--- START OF Data entries ---

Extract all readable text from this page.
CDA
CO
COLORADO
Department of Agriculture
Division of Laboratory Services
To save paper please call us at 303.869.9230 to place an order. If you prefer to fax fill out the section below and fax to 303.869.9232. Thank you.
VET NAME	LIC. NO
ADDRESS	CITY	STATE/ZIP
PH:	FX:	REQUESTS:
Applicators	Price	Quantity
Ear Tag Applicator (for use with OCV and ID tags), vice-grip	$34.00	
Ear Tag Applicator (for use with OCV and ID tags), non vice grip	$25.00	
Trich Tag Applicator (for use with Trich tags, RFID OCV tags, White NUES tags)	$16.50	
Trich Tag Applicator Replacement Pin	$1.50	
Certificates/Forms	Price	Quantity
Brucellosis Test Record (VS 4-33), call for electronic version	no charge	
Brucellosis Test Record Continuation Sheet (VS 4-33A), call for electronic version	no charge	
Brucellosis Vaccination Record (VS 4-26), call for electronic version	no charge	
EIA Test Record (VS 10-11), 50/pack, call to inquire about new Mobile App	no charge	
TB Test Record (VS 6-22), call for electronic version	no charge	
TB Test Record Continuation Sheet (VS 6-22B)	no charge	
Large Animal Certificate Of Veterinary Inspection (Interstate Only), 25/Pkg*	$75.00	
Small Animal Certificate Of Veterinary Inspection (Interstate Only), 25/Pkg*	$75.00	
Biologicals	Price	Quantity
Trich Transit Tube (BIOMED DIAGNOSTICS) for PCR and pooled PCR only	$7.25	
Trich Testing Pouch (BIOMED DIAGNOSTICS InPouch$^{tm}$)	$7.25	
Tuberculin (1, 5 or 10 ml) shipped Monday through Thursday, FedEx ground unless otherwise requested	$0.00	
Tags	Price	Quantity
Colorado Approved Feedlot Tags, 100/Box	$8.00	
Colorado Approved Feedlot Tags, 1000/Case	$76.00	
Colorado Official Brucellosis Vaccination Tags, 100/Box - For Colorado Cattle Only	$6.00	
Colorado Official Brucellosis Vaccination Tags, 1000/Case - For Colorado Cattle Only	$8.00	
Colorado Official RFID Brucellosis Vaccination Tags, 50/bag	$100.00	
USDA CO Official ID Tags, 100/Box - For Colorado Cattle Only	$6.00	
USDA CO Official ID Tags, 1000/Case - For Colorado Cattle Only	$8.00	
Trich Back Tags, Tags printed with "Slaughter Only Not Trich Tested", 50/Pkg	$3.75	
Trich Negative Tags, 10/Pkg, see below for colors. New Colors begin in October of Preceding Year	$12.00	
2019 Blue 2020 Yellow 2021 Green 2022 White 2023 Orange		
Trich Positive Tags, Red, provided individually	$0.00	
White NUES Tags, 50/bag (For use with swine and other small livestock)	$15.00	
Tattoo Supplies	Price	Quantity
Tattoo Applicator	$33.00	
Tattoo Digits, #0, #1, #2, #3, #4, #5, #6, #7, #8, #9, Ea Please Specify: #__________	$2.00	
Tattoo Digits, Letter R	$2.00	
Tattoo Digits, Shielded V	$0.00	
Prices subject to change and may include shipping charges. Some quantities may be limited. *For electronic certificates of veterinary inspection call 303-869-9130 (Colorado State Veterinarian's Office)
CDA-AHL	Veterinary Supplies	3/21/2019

--- END OF Data entries ---

- **Exercise description**
Scan the material and collect every line that contains "Quantity".

- **Exercise response**
Applicators	Price	Quantity
Certificates/Forms	Price	Quantity
Biologicals	Price	Quantity
Tags	Price	Quantity
Tattoo Supplies	Price	Quantity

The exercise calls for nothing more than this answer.